(Dataset items)
----
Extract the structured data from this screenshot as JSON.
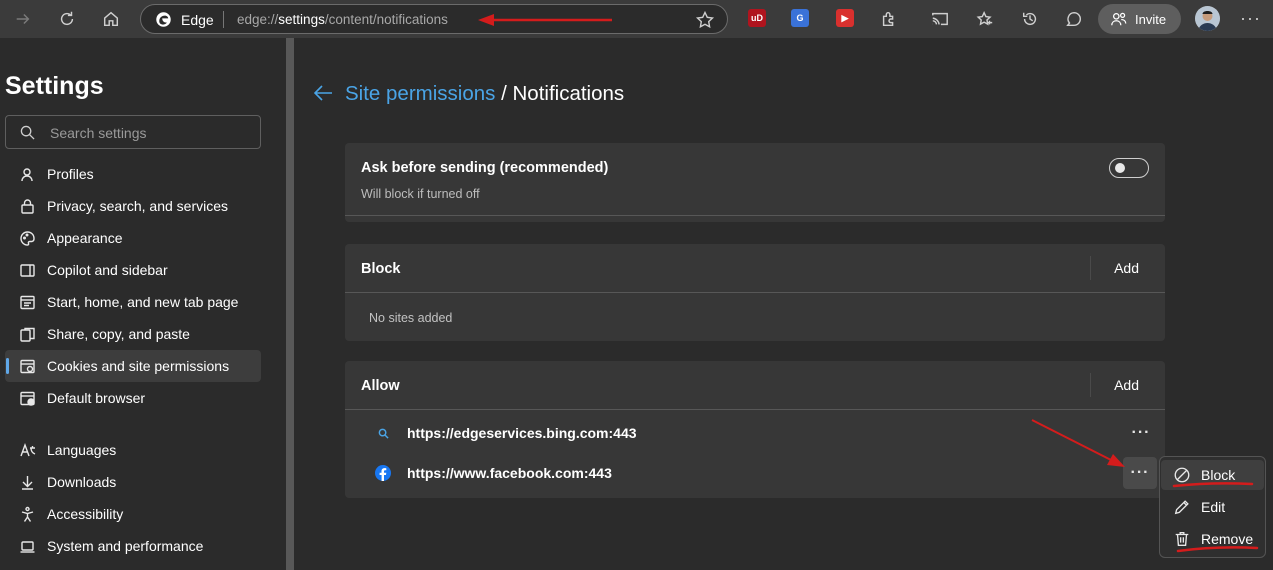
{
  "browser": {
    "edge_label": "Edge",
    "url_prefix": "edge://",
    "url_path": "settings",
    "url_rest": "/content/notifications",
    "invite_label": "Invite",
    "extensions": [
      {
        "name": "ublock-extension-icon",
        "text": "uD",
        "color": "#b0141e"
      },
      {
        "name": "translate-extension-icon",
        "text": "G",
        "color": "#3a72d8"
      },
      {
        "name": "video-extension-icon",
        "text": "▶",
        "color": "#d9302e"
      }
    ]
  },
  "sidebar": {
    "title": "Settings",
    "search_placeholder": "Search settings",
    "items": [
      {
        "label": "Profiles",
        "icon": "profile-icon"
      },
      {
        "label": "Privacy, search, and services",
        "icon": "lock-icon"
      },
      {
        "label": "Appearance",
        "icon": "palette-icon"
      },
      {
        "label": "Copilot and sidebar",
        "icon": "sidebar-icon"
      },
      {
        "label": "Start, home, and new tab page",
        "icon": "home-page-icon"
      },
      {
        "label": "Share, copy, and paste",
        "icon": "share-icon"
      },
      {
        "label": "Cookies and site permissions",
        "icon": "cookies-icon",
        "active": true
      },
      {
        "label": "Default browser",
        "icon": "default-browser-icon"
      },
      {
        "label": "Languages",
        "icon": "languages-icon"
      },
      {
        "label": "Downloads",
        "icon": "download-icon"
      },
      {
        "label": "Accessibility",
        "icon": "accessibility-icon"
      },
      {
        "label": "System and performance",
        "icon": "laptop-icon"
      }
    ]
  },
  "main": {
    "breadcrumb_link": "Site permissions",
    "breadcrumb_sep": " / ",
    "breadcrumb_current": "Notifications",
    "ask_card": {
      "title": "Ask before sending (recommended)",
      "subtitle": "Will block if turned off",
      "toggle_on": false
    },
    "block_card": {
      "title": "Block",
      "add_label": "Add",
      "empty_text": "No sites added"
    },
    "allow_card": {
      "title": "Allow",
      "add_label": "Add",
      "sites": [
        {
          "url": "https://edgeservices.bing.com:443",
          "icon": "search-icon"
        },
        {
          "url": "https://www.facebook.com:443",
          "icon": "facebook-icon"
        }
      ]
    }
  },
  "context_menu": {
    "items": [
      {
        "label": "Block",
        "icon": "block-icon"
      },
      {
        "label": "Edit",
        "icon": "pencil-icon"
      },
      {
        "label": "Remove",
        "icon": "trash-icon"
      }
    ]
  },
  "colors": {
    "accent": "#4aa4e6",
    "annotation": "#d41c1c",
    "facebook": "#1877f2"
  }
}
----
What the task requires> Which lines hold the word "browser"? Copy all of them.

Full output>
  "browser": {
        "label": "Default browser",
        "icon": "default-browser-icon"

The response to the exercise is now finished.